begin DATA FOR PROCESSING

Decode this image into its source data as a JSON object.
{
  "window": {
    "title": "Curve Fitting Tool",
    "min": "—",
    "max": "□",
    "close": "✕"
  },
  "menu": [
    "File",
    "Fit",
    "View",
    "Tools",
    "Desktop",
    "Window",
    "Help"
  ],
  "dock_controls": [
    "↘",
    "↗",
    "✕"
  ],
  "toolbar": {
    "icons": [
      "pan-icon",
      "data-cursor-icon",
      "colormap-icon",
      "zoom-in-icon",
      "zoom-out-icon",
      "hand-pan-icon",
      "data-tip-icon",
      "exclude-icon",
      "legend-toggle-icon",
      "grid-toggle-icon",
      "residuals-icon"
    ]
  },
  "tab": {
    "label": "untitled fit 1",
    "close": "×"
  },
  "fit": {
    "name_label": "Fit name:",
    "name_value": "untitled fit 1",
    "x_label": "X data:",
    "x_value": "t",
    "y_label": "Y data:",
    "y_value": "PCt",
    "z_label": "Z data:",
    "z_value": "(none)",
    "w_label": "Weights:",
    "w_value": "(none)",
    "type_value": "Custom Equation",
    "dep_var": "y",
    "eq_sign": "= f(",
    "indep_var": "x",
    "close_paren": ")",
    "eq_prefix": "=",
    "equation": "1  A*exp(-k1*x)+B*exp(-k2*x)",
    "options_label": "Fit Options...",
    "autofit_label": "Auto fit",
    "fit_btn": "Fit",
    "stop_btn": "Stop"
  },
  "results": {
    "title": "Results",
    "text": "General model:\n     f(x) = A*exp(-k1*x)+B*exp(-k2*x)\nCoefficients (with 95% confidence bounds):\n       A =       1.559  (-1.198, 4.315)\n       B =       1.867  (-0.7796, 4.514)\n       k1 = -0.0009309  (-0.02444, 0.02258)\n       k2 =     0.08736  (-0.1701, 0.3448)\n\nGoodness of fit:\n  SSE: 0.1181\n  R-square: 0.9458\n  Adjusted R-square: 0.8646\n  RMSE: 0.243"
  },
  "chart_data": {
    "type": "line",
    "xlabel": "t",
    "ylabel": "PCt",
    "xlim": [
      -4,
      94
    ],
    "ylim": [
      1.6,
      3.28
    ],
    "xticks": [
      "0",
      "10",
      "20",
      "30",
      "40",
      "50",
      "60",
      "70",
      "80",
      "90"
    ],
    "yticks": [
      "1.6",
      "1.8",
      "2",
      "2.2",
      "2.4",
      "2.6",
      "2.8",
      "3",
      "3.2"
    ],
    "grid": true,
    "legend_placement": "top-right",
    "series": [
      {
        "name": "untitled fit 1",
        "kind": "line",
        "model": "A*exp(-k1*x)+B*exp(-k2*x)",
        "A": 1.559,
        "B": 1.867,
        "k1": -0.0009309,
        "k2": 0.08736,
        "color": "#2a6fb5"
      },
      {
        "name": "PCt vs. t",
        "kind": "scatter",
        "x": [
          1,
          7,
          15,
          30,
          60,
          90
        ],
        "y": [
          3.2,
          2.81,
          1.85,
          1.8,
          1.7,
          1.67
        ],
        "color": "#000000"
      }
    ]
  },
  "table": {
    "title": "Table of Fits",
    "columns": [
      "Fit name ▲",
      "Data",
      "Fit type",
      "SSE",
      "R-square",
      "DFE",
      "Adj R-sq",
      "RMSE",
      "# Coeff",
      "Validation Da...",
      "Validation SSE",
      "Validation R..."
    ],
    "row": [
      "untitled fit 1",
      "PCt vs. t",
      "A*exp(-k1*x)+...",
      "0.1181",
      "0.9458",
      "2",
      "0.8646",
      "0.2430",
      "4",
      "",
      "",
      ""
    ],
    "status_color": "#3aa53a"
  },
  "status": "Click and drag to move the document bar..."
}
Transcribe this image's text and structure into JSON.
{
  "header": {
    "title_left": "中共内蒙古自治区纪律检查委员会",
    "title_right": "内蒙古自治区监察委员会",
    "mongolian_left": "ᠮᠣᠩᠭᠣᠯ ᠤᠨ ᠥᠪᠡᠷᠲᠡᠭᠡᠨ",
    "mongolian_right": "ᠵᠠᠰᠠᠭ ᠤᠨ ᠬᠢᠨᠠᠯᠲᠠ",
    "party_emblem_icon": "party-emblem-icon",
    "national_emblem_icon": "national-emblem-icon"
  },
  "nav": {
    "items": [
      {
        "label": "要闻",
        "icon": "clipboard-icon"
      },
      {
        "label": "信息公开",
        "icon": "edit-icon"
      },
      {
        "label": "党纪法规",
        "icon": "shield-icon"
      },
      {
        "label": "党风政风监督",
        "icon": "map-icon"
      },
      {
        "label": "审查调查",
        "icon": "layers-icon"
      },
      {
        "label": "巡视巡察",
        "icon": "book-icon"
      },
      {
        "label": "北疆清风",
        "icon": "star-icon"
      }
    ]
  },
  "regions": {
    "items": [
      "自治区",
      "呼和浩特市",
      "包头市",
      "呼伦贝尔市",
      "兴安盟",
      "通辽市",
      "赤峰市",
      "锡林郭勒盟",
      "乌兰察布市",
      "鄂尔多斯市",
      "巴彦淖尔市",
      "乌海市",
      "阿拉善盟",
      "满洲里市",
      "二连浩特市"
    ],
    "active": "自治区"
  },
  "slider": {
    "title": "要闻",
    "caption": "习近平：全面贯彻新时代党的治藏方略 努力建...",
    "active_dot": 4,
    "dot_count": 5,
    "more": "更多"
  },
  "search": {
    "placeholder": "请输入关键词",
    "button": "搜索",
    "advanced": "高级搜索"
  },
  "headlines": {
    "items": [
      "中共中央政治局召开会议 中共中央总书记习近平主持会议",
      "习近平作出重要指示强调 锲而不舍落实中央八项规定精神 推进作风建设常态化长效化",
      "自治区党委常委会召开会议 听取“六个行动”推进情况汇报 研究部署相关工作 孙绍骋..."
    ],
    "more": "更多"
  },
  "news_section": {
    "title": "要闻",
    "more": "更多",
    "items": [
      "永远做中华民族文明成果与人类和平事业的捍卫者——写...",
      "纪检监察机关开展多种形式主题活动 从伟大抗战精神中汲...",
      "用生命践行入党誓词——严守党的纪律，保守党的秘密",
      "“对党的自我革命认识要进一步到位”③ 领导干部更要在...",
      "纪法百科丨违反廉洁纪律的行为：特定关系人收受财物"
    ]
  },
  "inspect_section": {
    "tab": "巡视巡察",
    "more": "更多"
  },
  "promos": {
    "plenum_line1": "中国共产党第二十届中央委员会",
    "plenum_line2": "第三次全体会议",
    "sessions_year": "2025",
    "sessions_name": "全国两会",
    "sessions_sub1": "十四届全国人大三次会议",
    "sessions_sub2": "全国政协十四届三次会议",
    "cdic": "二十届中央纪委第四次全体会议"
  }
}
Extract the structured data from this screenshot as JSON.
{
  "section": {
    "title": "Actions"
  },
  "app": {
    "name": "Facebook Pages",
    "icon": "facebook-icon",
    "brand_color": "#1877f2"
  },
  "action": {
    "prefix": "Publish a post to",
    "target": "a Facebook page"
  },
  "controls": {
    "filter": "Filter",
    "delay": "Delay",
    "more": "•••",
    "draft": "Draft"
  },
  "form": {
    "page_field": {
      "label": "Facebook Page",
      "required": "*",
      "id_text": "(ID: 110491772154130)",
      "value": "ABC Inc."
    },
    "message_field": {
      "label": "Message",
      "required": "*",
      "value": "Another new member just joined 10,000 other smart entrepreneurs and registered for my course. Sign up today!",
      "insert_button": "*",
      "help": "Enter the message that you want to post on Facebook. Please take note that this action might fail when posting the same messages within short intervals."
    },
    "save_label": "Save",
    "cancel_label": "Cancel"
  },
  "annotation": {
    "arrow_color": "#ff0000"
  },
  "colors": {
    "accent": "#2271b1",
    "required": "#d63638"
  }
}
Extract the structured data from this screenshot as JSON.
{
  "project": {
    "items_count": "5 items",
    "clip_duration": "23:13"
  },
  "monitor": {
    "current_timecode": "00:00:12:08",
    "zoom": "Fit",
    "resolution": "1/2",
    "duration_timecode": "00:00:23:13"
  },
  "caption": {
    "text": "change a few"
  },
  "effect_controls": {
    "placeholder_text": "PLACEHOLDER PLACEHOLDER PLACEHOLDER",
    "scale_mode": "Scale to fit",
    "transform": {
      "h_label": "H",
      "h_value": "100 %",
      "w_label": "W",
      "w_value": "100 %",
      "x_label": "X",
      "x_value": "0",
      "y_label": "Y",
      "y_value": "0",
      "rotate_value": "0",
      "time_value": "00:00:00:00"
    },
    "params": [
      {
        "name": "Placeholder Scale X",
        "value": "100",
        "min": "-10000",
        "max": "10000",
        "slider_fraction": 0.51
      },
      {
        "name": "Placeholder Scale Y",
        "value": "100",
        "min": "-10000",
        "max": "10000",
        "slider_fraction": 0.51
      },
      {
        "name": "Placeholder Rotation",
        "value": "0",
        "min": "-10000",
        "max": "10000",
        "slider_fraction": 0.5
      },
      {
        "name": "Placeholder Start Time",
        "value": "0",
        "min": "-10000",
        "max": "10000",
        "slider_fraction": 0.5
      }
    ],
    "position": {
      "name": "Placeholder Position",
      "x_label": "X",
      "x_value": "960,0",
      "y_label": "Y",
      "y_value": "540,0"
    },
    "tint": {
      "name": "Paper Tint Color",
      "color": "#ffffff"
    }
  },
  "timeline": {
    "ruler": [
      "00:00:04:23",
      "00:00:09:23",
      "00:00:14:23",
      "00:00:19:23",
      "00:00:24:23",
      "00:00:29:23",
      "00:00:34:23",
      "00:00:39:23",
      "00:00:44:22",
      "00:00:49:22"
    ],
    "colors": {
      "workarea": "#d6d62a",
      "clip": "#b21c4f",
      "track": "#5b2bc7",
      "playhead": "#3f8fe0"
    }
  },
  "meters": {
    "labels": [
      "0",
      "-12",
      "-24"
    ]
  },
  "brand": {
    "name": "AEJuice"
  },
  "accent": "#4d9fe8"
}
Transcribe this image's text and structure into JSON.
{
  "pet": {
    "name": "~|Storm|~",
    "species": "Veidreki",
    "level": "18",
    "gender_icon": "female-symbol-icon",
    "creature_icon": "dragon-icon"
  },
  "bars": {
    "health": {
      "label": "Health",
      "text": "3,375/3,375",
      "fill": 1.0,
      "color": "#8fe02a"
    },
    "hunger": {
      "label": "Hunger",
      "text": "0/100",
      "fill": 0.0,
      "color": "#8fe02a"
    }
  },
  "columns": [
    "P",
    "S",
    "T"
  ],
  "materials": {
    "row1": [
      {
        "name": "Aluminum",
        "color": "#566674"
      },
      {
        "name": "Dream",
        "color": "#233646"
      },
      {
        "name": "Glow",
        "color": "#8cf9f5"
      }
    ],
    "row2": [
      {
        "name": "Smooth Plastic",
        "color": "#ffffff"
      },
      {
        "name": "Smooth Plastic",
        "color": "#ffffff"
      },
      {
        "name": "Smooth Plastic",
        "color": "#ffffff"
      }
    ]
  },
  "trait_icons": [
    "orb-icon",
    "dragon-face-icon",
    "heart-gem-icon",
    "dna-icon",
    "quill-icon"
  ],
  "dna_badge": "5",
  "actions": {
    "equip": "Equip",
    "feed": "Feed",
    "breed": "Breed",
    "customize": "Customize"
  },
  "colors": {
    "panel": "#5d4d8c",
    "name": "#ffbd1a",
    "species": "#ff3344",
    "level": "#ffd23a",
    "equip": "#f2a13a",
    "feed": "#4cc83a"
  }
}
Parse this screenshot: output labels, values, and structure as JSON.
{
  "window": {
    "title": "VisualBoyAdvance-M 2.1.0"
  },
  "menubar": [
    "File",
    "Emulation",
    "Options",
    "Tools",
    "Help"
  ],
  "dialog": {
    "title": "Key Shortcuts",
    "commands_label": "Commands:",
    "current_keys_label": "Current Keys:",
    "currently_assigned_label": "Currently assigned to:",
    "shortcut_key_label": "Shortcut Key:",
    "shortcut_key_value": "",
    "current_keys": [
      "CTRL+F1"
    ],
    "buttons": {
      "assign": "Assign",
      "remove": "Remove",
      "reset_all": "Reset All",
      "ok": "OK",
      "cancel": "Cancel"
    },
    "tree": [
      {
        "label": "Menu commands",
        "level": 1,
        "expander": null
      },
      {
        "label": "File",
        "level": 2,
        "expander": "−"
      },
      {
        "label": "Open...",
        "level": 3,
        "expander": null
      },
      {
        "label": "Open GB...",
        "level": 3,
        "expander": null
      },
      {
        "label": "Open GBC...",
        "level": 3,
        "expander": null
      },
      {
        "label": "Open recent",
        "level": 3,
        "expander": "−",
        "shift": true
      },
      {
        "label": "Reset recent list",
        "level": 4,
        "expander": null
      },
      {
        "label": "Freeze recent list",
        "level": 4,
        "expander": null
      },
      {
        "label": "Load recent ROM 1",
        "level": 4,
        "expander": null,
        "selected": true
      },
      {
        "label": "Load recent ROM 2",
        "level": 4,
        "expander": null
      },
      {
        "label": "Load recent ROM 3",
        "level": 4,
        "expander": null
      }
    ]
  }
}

end DATA FOR PROCESSING

- [PROBLEM TO WORK ON] Gather from the entries above all lines that include the string "Scale".

- [OUTPUT FOR THIS EXERCISE]
    "scale_mode": "Scale to fit",
        "name": "Placeholder Scale X",
        "name": "Placeholder Scale Y",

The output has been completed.